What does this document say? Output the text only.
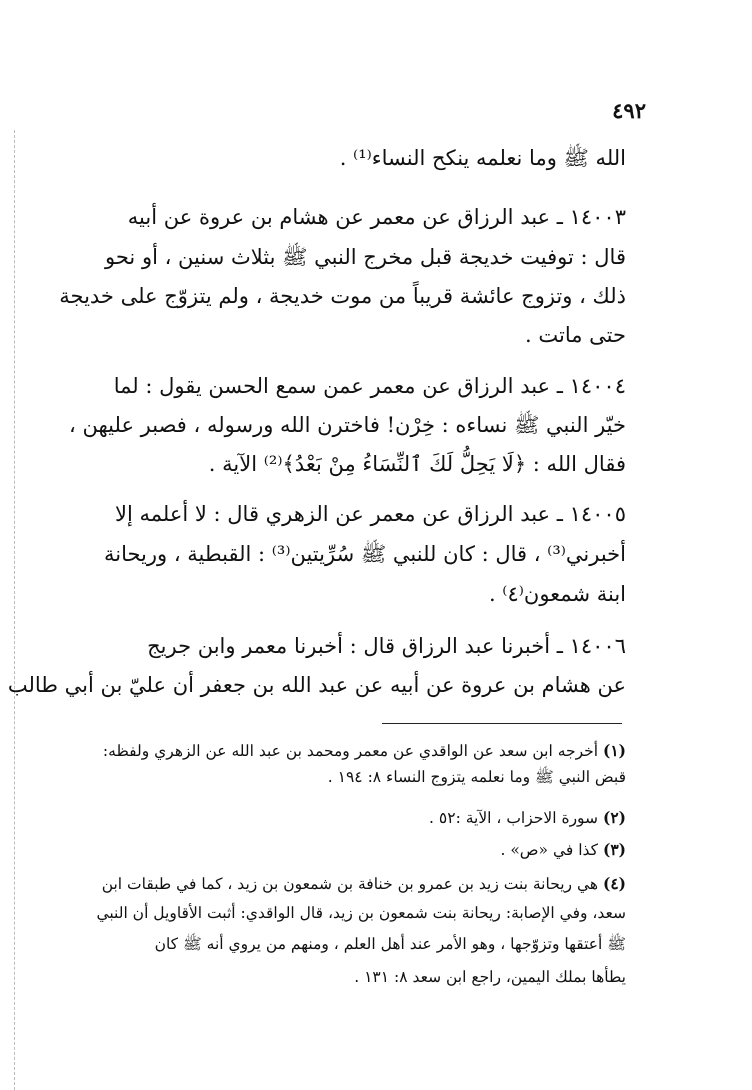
٤٩٢
الله ﷺ وما نعلمه ينكح النساء⁽¹⁾ .
١٤٠٠٣ ـ عبد الرزاق عن معمر عن هشام بن عروة عن أبيه
قال : توفيت خديجة قبل مخرج النبي ﷺ بثلاث سنين ، أو نحو
ذلك ، وتزوج عائشة قريباً من موت خديجة ، ولم يتزوّج على خديجة
حتى ماتت .
١٤٠٠٤ ـ عبد الرزاق عن معمر عمن سمع الحسن يقول : لما
خيّر النبي ﷺ نساءه : خِرْن! فاخترن الله ورسوله ، فصبر عليهن ،
فقال الله : ﴿لَا يَحِلُّ لَكَ ٱلنِّسَاءُ مِنْ بَعْدُ﴾⁽²⁾ الآية .
١٤٠٠٥ ـ عبد الرزاق عن معمر عن الزهري قال : لا أعلمه إلا
أخبرني⁽³⁾ ، قال : كان للنبي ﷺ سُرِّيتين⁽³⁾ : القبطية ، وريحانة
ابنة شمعون⁽٤⁾ .
١٤٠٠٦ ـ أخبرنا عبد الرزاق قال : أخبرنا معمر وابن جريج
عن هشام بن عروة عن أبيه عن عبد الله بن جعفر أن عليّ بن أبي طالب
(١) أخرجه ابن سعد عن الواقدي عن معمر ومحمد بن عبد الله عن الزهري ولفظه:
قبض النبي ﷺ وما نعلمه يتزوج النساء ٨: ١٩٤ .
(٢) سورة الاحزاب ، الآية :٥٢ .
(٣) كذا في «ص» .
(٤) هي ريحانة بنت زيد بن عمرو بن خنافة بن شمعون بن زيد ، كما في طبقات ابن
سعد، وفي الإصابة: ريحانة بنت شمعون بن زيد، قال الواقدي: أثبت الأقاويل أن النبي
ﷺ أعتقها وتزوّجها ، وهو الأمر عند أهل العلم ، ومنهم من يروي أنه ﷺ كان
يطأها بملك اليمين، راجع ابن سعد ٨: ١٣١ .
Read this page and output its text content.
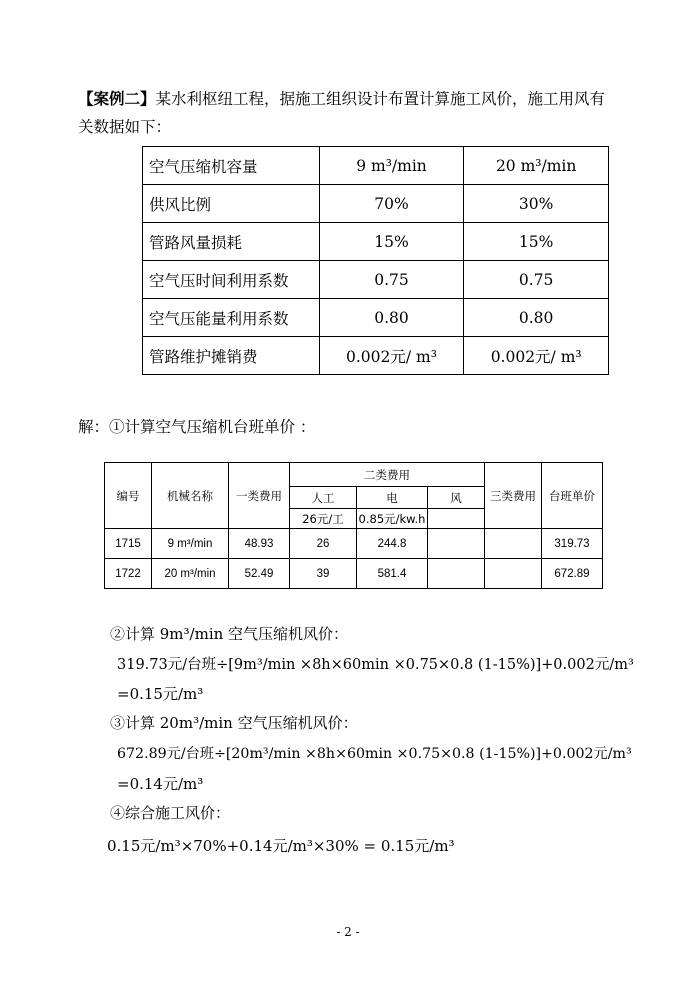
【案例二】某水利枢纽工程，据施工组织设计布置计算施工风价，施工用风有
关数据如下：
空气压缩机容量	9 m³/min	20 m³/min
供风比例	70%	30%
管路风量损耗	15%	15%
空气压时间利用系数	0.75	0.75
空气压能量利用系数	0.80	0.80
管路维护摊销费	0.002元/ m³	0.002元/ m³
解：①计算空气压缩机台班单价 ：
编号	机械名称	一类费用	二类费用			三类费用	台班单价
			人工	电	风		
			26元/工	0.85元/kw.h			
1715	9 m³/min	48.93	26	244.8			319.73
1722	20 m³/min	52.49	39	581.4			672.89
②计算 9m³/min 空气压缩机风价：
319.73元/台班÷[9m³/min ×8h×60min ×0.75×0.8 (1-15%)]+0.002元/m³
=0.15元/m³
③计算 20m³/min 空气压缩机风价：
672.89元/台班÷[20m³/min ×8h×60min ×0.75×0.8 (1-15%)]+0.002元/m³
=0.14元/m³
④综合施工风价：
0.15元/m³×70%+0.14元/m³×30% = 0.15元/m³
- 2 -
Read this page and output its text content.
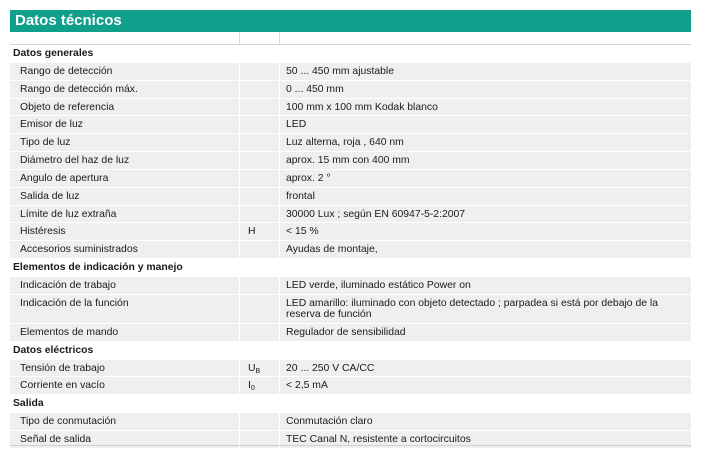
Datos técnicos
Datos generales
Rango de detección	50 ... 450 mm ajustable
Rango de detección máx.	0 ... 450 mm
Objeto de referencia	100 mm x 100 mm Kodak blanco
Emisor de luz	LED
Tipo de luz	Luz alterna, roja , 640 nm
Diámetro del haz de luz	aprox. 15 mm con 400 mm
Angulo de apertura	aprox. 2 °
Salida de luz	frontal
Límite de luz extraña	30000 Lux ; según EN 60947-5-2:2007
Histéresis	H	< 15 %
Accesorios suministrados	Ayudas de montaje,
Elementos de indicación y manejo
Indicación de trabajo	LED verde, iluminado estático Power on
Indicación de la función	LED amarillo: iluminado con objeto detectado ; parpadea si está por debajo de la reserva de función
Elementos de mando	Regulador de sensibilidad
Datos eléctricos
Tensión de trabajo	$U_B$	20 ... 250 V CA/CC
Corriente en vacío	$I_0$	< 2,5 mA
Salida
Tipo de conmutación	Conmutación claro
Señal de salida	TEC Canal N, resistente a cortocircuitos
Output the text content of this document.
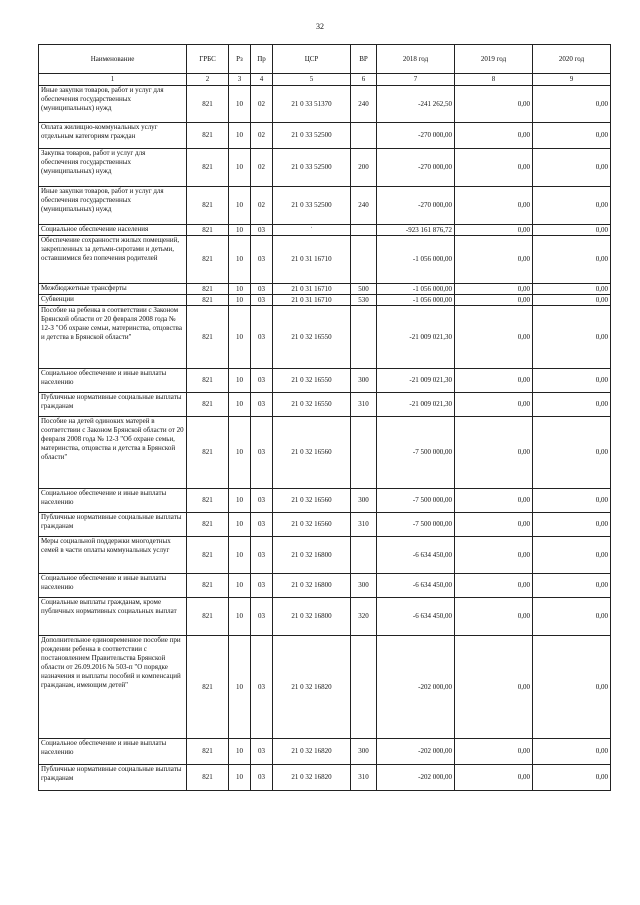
32
Наименование	ГРБС	Рз	Пр	ЦСР	ВР	2018 год	2019 год	2020 год
1	2	3	4	5	6	7	8	9
Иные закупки товаров, работ и услуг для обеспечения государственных (муниципальных) нужд	821	10	02	21 0 33 51370	240	-241 262,50	0,00	0,00
Оплата жилищно-коммунальных услуг отдельным категориям граждан	821	10	02	21 0 33 52500		-270 000,00	0,00	0,00
Закупка товаров, работ и услуг для обеспечения государственных (муниципальных) нужд	821	10	02	21 0 33 52500	200	-270 000,00	0,00	0,00
Иные закупки товаров, работ и услуг для обеспечения государственных (муниципальных) нужд	821	10	02	21 0 33 52500	240	-270 000,00	0,00	0,00
Социальное обеспечение населения	821	10	03	ˈ		-923 161 876,72	0,00	0,00
Обеспечение сохранности жилых помещений, закрепленных за детьми-сиротами и детьми, оставшимися без попечения родителей	821	10	03	21 0 31 16710		-1 056 000,00	0,00	0,00
Межбюджетные трансферты	821	10	03	21 0 31 16710	500	-1 056 000,00	0,00	0,00
Субвенции	821	10	03	21 0 31 16710	530	-1 056 000,00	0,00	0,00
Пособие на ребенка в соответствии с Законом Брянской области от 20 февраля 2008 года № 12-З "Об охране семьи, материнства, отцовства и детства в Брянской области"	821	10	03	21 0 32 16550		-21 009 021,30	0,00	0,00
Социальное обеспечение и иные выплаты населению	821	10	03	21 0 32 16550	300	-21 009 021,30	0,00	0,00
Публичные нормативные социальные выплаты гражданам	821	10	03	21 0 32 16550	310	-21 009 021,30	0,00	0,00
Пособие на детей одиноких матерей в соответствии с Законом Брянской области от 20 февраля 2008 года № 12-З "Об охране семьи, материнства, отцовства и детства в Брянской области"	821	10	03	21 0 32 16560		-7 500 000,00	0,00	0,00
Социальное обеспечение и иные выплаты населению	821	10	03	21 0 32 16560	300	-7 500 000,00	0,00	0,00
Публичные нормативные социальные выплаты гражданам	821	10	03	21 0 32 16560	310	-7 500 000,00	0,00	0,00
Меры социальной поддержки многодетных семей в части оплаты коммунальных услуг	821	10	03	21 0 32 16800		-6 634 450,00	0,00	0,00
Социальное обеспечение и иные выплаты населению	821	10	03	21 0 32 16800	300	-6 634 450,00	0,00	0,00
Социальные выплаты гражданам, кроме публичных нормативных социальных выплат	821	10	03	21 0 32 16800	320	-6 634 450,00	0,00	0,00
Дополнительное единовременное пособие при рождении ребенка в соответствии с постановлением Правительства Брянской области от 26.09.2016 № 503-п "О порядке назначения и выплаты пособий и компенсаций гражданам, имеющим детей"	821	10	03	21 0 32 16820		-202 000,00	0,00	0,00
Социальное обеспечение и иные выплаты населению	821	10	03	21 0 32 16820	300	-202 000,00	0,00	0,00
Публичные нормативные социальные выплаты гражданам	821	10	03	21 0 32 16820	310	-202 000,00	0,00	0,00
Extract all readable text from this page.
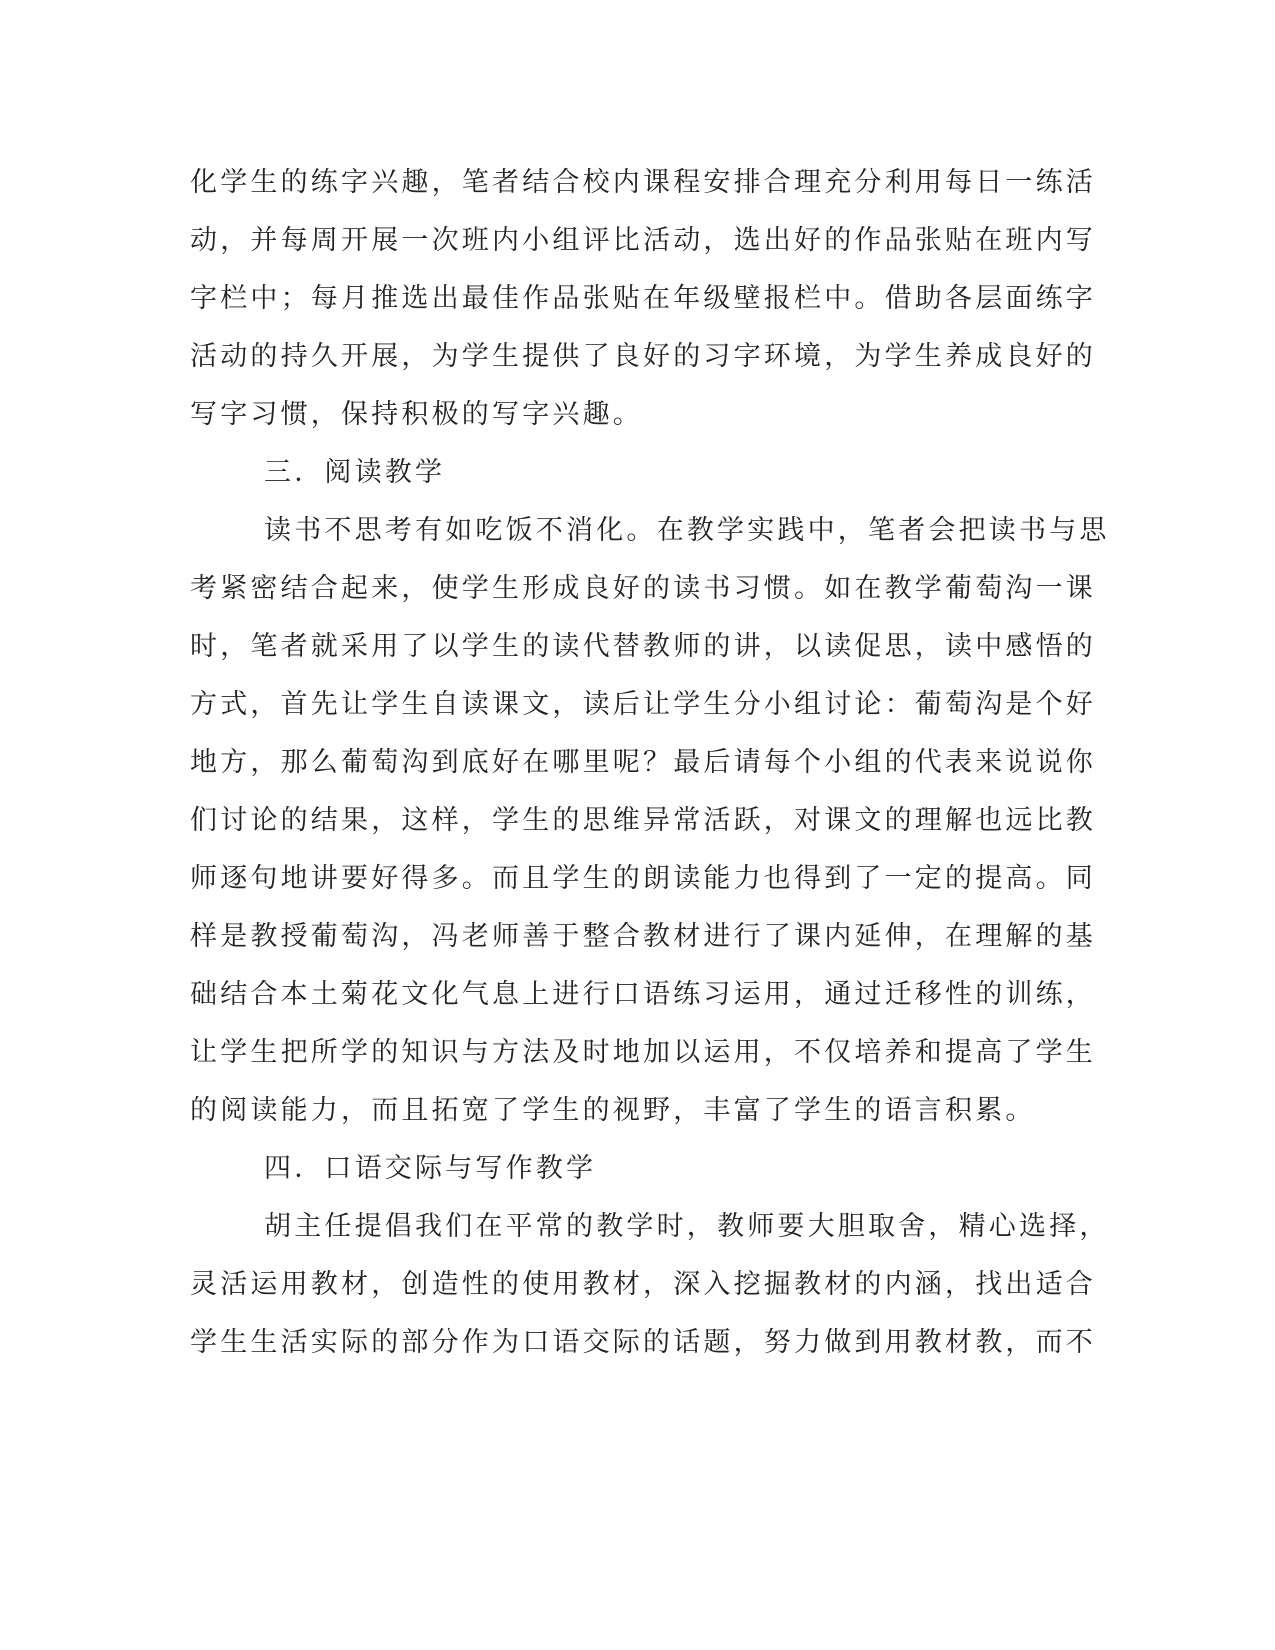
化学生的练字兴趣，笔者结合校内课程安排合理充分利用每日一练活
动，并每周开展一次班内小组评比活动，选出好的作品张贴在班内写
字栏中；每月推选出最佳作品张贴在年级壁报栏中。借助各层面练字
活动的持久开展，为学生提供了良好的习字环境，为学生养成良好的
写字习惯，保持积极的写字兴趣。
三．阅读教学
读书不思考有如吃饭不消化。在教学实践中，笔者会把读书与思
考紧密结合起来，使学生形成良好的读书习惯。如在教学葡萄沟一课
时，笔者就采用了以学生的读代替教师的讲，以读促思，读中感悟的
方式，首先让学生自读课文，读后让学生分小组讨论：葡萄沟是个好
地方，那么葡萄沟到底好在哪里呢？最后请每个小组的代表来说说你
们讨论的结果，这样，学生的思维异常活跃，对课文的理解也远比教
师逐句地讲要好得多。而且学生的朗读能力也得到了一定的提高。同
样是教授葡萄沟，冯老师善于整合教材进行了课内延伸，在理解的基
础结合本土菊花文化气息上进行口语练习运用，通过迁移性的训练，
让学生把所学的知识与方法及时地加以运用，不仅培养和提高了学生
的阅读能力，而且拓宽了学生的视野，丰富了学生的语言积累。
四．口语交际与写作教学
胡主任提倡我们在平常的教学时，教师要大胆取舍，精心选择，
灵活运用教材，创造性的使用教材，深入挖掘教材的内涵，找出适合
学生生活实际的部分作为口语交际的话题，努力做到用教材教，而不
——————————
WRITTEN REQUEST
Pick out every line above that holds the word "соответствии" and copy it.

WRITTEN RESPONSE
Пособие на ребенка в соответствии с Законом Брянской области от 20 февраля 2008 года № 12-З "Об охране семьи, материнства, отцовства и детства в Брянской области"	821	10	03	21 0 32 16550		-21 009 021,30	0,00	0,00
Пособие на детей одиноких матерей в соответствии с Законом Брянской области от 20 февраля 2008 года № 12-З "Об охране семьи, материнства, отцовства и детства в Брянской области"	821	10	03	21 0 32 16560		-7 500 000,00	0,00	0,00
Дополнительное единовременное пособие при рождении ребенка в соответствии с постановлением Правительства Брянской области от 26.09.2016 № 503-п "О порядке назначения и выплаты пособий и компенсаций гражданам, имеющим детей"	821	10	03	21 0 32 16820		-202 000,00	0,00	0,00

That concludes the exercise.